Request
Copy every line of the data in which the word "thumb" occurs.

--- BEGIN Material to process ---

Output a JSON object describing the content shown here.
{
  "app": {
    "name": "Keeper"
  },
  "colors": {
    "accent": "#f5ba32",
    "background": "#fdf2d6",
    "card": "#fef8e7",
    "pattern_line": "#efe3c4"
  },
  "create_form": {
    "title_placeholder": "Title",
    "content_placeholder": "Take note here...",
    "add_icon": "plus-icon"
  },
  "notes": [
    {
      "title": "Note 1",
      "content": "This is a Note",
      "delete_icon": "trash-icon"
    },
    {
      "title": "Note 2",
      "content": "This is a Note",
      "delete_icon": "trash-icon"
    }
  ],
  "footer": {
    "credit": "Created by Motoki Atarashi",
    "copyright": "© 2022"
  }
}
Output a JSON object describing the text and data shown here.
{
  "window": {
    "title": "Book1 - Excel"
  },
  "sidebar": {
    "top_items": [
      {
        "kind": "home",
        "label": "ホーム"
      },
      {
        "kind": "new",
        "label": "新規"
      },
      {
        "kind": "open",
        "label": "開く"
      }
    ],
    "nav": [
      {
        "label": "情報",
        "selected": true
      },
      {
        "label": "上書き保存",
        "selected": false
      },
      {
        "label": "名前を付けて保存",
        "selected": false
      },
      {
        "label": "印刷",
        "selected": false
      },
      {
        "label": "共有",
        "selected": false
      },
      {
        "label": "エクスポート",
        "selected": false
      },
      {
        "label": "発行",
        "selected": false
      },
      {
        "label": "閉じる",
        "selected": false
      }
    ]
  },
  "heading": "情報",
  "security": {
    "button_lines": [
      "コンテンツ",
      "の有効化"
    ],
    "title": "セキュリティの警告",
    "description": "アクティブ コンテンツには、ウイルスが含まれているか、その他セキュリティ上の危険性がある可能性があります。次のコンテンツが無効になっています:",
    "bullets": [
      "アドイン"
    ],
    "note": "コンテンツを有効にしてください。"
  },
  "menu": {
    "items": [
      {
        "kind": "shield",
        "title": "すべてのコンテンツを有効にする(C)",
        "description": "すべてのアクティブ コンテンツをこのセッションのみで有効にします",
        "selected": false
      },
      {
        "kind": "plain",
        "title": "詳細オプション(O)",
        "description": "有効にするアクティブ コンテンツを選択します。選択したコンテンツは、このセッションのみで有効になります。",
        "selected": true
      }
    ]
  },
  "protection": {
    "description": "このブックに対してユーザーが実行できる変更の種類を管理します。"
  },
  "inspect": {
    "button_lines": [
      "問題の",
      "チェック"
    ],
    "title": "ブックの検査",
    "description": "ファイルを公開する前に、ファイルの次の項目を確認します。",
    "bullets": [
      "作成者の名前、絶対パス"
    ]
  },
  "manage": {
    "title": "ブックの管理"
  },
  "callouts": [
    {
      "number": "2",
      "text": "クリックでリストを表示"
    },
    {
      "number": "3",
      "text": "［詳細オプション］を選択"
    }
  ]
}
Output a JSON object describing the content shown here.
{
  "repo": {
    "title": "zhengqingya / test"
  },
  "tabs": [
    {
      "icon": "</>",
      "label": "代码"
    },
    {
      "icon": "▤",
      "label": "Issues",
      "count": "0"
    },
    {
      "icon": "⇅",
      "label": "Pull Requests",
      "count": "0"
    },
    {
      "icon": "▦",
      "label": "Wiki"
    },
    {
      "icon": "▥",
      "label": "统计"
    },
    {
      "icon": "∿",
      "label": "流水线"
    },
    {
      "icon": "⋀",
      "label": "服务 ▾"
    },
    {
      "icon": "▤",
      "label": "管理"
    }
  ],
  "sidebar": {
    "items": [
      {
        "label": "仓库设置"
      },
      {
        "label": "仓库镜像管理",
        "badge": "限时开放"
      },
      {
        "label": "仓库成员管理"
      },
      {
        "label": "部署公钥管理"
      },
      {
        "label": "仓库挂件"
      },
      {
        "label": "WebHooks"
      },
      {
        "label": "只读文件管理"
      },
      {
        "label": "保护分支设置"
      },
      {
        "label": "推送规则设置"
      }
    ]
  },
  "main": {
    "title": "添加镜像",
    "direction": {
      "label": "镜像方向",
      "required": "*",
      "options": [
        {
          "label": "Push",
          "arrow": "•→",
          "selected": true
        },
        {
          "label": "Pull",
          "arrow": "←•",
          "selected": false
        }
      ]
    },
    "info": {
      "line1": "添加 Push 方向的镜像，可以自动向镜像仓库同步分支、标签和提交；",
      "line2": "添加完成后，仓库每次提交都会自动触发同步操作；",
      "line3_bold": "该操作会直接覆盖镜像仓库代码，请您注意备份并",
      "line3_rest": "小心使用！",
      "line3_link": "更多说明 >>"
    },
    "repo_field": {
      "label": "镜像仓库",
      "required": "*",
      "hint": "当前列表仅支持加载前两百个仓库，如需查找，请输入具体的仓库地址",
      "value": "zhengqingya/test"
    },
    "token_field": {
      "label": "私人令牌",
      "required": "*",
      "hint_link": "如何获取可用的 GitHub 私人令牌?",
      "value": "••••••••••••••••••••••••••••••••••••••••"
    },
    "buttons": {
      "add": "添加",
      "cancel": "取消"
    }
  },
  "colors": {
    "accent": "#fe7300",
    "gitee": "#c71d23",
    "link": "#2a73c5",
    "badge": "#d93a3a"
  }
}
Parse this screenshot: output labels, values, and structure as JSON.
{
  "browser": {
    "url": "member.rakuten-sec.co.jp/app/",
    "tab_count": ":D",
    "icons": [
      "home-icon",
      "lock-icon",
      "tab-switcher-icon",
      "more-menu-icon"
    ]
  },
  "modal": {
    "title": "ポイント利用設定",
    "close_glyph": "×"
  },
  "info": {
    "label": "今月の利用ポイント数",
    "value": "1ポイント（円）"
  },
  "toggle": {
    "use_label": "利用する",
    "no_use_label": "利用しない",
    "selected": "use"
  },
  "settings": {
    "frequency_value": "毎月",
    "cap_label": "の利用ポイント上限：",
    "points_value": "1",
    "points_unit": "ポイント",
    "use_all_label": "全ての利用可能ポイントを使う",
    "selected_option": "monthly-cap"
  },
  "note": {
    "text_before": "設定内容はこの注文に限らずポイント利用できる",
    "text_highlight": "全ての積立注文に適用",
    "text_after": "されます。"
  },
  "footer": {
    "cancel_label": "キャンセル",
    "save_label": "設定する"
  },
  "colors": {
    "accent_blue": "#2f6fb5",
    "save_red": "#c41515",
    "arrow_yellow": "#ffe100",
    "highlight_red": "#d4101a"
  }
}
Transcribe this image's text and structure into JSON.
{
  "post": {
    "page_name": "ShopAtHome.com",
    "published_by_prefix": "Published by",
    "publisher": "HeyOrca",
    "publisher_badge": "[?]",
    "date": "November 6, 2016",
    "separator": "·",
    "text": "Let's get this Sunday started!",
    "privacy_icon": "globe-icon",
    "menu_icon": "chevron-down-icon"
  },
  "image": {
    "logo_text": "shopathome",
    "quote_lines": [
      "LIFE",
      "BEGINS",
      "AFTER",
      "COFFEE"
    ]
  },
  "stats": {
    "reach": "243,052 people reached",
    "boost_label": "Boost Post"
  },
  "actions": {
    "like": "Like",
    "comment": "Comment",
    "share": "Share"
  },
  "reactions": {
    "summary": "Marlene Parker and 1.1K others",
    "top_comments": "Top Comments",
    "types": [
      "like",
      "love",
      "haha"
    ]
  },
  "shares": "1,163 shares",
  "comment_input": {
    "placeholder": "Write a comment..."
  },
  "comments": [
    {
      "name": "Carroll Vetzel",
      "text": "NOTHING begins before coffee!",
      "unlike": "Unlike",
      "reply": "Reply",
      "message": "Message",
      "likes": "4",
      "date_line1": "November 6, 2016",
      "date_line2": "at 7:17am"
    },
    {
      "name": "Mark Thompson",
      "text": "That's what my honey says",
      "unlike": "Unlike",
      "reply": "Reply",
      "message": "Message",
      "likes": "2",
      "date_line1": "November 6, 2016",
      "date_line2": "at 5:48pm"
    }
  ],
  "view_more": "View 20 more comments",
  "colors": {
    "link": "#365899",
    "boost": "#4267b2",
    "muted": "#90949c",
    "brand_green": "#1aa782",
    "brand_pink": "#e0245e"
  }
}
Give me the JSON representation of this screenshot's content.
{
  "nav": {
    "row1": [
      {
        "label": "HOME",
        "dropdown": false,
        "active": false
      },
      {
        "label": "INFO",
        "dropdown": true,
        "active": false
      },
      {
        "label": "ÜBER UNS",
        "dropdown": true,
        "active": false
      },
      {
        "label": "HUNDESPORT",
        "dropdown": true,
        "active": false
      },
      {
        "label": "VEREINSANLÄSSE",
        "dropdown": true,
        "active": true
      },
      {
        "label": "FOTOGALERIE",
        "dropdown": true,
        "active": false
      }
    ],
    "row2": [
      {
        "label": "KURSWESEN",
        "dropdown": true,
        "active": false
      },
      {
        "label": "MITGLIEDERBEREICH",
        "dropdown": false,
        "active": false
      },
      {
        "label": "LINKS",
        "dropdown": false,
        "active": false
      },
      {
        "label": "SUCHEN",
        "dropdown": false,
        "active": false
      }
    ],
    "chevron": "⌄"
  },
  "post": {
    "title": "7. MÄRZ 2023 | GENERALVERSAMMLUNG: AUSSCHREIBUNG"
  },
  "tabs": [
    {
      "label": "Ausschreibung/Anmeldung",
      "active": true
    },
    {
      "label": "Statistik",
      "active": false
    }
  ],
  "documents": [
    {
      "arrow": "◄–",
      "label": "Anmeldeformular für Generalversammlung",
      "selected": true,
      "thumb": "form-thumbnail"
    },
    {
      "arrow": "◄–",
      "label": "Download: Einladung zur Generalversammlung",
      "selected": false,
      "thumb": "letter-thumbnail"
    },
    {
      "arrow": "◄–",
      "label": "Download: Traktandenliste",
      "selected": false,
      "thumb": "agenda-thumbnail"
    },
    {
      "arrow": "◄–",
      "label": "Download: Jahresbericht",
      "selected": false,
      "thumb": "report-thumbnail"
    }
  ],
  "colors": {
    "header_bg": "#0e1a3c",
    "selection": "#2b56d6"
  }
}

--- END Material to process ---

Reply to the task
      "thumb": "form-thumbnail"
      "thumb": "letter-thumbnail"
      "thumb": "agenda-thumbnail"
      "thumb": "report-thumbnail"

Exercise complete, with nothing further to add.